__Directive__
Every line holding the string "this" should be gathered.
============================================================
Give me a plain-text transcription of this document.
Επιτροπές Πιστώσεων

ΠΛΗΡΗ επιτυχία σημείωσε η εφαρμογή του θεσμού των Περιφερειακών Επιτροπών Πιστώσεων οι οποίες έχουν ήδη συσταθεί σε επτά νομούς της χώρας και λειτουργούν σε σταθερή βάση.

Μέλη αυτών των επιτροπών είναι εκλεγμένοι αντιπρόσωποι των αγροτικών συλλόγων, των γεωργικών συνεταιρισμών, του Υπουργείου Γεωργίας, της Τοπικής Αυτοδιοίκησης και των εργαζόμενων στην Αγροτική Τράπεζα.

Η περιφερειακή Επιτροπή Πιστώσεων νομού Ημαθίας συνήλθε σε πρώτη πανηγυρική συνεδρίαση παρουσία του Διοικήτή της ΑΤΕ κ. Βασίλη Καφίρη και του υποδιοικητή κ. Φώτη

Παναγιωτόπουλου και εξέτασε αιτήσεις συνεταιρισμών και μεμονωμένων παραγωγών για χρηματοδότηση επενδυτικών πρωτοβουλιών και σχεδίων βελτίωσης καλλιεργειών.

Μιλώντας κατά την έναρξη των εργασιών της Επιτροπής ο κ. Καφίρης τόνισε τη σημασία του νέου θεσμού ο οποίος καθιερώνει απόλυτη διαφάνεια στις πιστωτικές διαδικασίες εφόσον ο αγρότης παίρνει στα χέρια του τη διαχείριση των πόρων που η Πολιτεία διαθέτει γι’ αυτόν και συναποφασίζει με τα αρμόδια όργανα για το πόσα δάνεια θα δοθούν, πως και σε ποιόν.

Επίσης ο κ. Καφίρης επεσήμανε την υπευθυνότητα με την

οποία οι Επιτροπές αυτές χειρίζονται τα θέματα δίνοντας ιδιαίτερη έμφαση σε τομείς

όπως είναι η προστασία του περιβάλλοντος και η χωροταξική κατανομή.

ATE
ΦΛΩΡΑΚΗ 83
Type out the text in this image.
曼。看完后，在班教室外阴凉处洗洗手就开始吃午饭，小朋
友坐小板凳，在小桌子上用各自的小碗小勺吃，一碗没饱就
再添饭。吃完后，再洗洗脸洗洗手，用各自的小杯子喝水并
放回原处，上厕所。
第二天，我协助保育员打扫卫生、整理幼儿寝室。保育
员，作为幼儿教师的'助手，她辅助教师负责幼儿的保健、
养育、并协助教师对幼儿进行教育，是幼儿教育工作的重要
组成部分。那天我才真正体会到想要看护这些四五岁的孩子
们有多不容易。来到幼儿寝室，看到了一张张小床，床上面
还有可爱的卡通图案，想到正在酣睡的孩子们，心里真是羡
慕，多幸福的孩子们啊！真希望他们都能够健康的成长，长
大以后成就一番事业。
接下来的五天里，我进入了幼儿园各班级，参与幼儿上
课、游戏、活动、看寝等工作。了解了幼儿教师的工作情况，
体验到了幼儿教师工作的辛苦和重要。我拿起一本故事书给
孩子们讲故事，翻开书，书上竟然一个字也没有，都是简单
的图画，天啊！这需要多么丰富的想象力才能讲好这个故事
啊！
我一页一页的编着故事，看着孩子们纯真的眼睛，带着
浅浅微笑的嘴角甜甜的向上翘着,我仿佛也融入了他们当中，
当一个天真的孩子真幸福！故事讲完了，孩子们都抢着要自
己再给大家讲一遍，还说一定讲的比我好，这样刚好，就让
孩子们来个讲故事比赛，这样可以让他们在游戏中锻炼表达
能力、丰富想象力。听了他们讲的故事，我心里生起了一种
============================================================
__Completed exercise__
Give me a plain-text transcription of this document.
Type out the text in this image.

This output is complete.